Job = For the material that follows, list every line containing the word "competing".

╭─ Entries

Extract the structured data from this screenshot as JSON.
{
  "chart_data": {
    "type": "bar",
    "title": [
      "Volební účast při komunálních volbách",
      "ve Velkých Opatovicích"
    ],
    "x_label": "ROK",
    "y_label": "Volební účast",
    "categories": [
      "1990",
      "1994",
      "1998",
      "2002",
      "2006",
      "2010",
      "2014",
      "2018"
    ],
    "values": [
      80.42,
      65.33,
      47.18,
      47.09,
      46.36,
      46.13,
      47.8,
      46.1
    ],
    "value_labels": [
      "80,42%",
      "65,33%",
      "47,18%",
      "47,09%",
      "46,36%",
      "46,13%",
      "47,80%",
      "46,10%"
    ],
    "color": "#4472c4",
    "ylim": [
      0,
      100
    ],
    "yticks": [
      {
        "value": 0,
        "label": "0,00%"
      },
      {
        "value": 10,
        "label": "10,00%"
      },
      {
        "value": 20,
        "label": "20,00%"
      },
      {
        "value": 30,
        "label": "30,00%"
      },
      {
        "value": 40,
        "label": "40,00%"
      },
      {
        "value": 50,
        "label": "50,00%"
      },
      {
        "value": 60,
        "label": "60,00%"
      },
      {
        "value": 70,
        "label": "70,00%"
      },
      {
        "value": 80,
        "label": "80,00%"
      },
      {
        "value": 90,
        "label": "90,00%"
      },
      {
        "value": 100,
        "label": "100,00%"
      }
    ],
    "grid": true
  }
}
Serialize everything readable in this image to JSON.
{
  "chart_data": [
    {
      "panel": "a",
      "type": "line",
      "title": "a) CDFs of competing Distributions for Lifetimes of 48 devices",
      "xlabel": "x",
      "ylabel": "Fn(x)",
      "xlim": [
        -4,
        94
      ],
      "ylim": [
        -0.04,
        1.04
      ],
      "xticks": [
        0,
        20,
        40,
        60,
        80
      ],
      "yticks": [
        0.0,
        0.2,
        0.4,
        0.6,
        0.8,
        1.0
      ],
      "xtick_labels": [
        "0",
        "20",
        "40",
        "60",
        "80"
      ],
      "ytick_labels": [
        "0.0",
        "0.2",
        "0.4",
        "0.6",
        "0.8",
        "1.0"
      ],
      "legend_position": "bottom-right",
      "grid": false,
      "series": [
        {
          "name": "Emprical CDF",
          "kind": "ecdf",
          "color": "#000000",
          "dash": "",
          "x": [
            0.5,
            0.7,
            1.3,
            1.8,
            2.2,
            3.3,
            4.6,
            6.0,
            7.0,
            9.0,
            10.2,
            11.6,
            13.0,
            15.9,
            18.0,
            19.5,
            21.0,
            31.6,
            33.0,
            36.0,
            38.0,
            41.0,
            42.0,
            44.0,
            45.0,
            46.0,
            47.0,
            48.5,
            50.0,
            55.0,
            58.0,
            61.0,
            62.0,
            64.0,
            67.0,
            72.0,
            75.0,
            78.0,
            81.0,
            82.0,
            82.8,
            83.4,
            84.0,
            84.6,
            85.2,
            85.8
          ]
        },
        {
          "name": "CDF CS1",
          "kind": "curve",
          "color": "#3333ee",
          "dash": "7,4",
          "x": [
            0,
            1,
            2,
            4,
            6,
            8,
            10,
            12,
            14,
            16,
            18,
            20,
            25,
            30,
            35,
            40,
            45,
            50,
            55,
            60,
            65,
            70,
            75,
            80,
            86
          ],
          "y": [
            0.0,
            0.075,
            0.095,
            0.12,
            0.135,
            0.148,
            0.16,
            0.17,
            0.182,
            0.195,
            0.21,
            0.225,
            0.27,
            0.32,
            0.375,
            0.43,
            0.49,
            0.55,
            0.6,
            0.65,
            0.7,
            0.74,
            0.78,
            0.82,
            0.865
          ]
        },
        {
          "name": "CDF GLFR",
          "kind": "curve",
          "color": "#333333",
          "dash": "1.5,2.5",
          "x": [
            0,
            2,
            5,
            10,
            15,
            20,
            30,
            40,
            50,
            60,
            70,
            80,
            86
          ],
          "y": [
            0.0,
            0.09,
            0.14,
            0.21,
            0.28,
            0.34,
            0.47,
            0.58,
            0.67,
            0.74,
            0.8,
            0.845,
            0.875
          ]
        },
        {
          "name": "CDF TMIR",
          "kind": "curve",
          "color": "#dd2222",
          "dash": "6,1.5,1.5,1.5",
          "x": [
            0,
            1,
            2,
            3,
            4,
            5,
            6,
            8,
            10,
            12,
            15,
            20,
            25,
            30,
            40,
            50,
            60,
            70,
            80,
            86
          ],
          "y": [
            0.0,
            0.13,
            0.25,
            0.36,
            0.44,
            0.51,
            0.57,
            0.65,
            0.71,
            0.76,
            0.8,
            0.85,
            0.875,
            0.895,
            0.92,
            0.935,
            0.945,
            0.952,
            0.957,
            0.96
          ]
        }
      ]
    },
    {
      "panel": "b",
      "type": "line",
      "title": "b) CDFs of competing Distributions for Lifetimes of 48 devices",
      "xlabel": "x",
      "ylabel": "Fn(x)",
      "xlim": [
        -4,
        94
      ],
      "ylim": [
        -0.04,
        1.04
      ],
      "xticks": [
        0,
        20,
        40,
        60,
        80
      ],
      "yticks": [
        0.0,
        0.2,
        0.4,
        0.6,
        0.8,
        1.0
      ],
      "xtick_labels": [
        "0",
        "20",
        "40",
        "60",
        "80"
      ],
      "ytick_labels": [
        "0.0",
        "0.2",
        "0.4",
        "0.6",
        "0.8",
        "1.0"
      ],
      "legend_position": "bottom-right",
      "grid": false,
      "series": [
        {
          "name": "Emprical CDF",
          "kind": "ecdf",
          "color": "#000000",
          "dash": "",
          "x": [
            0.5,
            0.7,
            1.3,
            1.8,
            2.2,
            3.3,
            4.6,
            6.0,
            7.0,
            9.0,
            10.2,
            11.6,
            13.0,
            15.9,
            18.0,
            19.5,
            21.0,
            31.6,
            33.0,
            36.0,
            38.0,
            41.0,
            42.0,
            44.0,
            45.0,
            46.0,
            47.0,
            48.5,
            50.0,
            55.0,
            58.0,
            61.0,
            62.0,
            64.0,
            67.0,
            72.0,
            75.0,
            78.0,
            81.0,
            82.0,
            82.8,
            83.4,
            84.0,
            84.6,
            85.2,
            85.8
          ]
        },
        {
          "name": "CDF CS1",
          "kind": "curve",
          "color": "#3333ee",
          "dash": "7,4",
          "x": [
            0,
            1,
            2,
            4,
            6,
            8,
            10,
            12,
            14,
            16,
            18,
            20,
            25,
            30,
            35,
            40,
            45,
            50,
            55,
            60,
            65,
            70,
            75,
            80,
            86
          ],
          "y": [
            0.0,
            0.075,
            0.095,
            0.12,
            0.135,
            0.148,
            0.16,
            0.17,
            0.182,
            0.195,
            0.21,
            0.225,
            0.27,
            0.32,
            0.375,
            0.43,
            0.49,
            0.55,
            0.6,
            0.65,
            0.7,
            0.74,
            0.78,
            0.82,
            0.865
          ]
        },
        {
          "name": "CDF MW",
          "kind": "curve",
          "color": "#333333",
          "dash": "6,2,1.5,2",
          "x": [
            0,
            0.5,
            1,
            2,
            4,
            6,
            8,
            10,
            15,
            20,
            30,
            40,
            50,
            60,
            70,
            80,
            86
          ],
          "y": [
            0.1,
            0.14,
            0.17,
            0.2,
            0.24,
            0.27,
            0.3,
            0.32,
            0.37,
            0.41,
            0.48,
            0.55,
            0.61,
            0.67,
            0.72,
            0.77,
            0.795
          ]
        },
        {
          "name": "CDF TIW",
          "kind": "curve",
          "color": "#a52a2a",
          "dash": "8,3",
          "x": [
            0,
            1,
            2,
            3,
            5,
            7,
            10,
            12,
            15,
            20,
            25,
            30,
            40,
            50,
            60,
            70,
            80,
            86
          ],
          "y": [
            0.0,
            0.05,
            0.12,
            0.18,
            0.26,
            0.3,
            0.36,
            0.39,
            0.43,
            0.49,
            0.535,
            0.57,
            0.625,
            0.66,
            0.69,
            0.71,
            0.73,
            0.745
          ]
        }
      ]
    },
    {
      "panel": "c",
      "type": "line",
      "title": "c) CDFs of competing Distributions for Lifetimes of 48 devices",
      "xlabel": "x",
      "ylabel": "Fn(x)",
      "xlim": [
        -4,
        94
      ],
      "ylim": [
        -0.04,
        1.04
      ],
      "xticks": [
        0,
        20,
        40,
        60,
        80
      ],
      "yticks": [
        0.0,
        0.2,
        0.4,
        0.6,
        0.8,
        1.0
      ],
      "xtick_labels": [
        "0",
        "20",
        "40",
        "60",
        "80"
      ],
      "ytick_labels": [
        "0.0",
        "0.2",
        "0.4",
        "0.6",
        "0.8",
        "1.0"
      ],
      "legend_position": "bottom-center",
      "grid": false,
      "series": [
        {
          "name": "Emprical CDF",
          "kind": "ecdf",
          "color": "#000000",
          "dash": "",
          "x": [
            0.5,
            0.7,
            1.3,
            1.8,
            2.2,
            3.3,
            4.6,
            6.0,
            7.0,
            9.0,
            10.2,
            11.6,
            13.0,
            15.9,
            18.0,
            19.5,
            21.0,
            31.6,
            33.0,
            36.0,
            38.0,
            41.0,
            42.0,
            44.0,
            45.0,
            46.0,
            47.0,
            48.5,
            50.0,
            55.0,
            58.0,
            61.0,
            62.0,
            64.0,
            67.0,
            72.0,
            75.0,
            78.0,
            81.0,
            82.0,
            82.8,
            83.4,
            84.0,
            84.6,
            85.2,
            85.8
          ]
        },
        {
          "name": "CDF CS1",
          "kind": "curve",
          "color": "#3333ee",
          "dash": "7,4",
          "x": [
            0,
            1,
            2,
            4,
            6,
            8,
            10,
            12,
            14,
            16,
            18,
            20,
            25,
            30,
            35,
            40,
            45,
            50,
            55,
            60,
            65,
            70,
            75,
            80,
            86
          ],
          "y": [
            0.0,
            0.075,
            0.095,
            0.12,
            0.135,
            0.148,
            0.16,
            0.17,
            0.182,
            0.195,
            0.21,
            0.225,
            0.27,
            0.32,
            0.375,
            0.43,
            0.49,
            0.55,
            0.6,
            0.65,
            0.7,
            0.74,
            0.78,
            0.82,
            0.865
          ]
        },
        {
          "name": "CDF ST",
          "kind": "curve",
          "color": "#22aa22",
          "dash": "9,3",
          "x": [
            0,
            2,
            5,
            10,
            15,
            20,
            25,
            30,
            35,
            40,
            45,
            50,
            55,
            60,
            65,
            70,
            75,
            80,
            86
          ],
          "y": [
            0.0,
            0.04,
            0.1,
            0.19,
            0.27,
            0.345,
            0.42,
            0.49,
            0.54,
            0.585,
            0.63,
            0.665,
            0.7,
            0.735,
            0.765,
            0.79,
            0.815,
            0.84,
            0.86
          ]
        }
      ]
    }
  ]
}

╰─

Response to the task =
      "title": "a) CDFs of competing Distributions for Lifetimes of 48 devices",
      "title": "b) CDFs of competing Distributions for Lifetimes of 48 devices",
      "title": "c) CDFs of competing Distributions for Lifetimes of 48 devices",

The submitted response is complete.